[Records from a dataset]

══════════════════════════════

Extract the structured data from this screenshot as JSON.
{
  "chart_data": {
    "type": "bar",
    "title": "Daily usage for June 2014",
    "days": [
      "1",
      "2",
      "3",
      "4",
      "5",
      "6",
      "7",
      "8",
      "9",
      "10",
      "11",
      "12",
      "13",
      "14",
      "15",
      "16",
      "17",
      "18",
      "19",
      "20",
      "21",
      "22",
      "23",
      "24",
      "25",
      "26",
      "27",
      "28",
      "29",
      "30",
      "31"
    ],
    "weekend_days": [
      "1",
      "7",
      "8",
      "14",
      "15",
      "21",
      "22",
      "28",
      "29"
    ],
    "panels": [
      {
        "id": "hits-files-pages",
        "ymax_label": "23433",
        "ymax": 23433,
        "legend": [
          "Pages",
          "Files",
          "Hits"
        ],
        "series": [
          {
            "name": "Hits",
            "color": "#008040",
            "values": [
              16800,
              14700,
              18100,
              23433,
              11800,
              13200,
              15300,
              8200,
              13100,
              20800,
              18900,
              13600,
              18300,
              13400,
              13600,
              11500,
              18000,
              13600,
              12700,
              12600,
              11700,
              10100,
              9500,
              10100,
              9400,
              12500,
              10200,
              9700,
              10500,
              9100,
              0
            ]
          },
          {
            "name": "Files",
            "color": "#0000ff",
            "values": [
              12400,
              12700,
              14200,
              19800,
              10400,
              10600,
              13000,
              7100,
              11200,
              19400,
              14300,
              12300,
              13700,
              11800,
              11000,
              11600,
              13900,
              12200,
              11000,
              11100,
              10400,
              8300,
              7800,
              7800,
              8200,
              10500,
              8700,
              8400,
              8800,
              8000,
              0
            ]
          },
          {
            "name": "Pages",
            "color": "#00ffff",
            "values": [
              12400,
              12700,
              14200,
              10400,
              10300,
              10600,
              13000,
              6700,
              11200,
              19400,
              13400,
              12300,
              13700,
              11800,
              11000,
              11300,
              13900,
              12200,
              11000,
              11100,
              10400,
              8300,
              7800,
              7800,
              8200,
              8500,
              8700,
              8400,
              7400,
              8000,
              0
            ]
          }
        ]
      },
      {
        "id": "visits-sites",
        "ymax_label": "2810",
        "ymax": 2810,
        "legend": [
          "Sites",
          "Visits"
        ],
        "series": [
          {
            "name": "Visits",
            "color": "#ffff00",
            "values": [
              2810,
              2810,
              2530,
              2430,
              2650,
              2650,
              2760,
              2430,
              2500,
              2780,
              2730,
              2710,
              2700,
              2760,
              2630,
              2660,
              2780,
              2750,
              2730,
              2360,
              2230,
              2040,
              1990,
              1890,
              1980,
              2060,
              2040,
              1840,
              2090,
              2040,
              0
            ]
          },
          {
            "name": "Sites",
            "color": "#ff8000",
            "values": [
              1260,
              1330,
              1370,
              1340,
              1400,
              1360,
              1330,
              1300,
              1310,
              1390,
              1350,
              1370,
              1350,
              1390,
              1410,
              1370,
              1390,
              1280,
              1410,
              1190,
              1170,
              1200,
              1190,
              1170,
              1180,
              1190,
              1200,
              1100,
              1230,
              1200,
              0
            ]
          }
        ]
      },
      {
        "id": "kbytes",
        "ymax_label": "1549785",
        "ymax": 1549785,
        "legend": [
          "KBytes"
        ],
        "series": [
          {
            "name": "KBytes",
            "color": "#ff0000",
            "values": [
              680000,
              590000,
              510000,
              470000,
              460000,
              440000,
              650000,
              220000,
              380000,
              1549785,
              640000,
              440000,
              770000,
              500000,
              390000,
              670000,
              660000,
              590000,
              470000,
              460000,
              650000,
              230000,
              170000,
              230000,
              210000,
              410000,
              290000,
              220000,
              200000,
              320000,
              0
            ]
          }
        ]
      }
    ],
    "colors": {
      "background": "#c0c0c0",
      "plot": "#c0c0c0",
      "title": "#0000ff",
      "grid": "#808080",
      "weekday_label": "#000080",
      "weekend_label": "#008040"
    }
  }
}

══════════════════════════════

# TASK REQUIREMENTS:
Your task is to gather all lines from the entries above that hold the word "name".

# RESULT OF THE EXERCISE:
            "name": "Hits",
            "name": "Files",
            "name": "Pages",
            "name": "Visits",
            "name": "Sites",
            "name": "KBytes",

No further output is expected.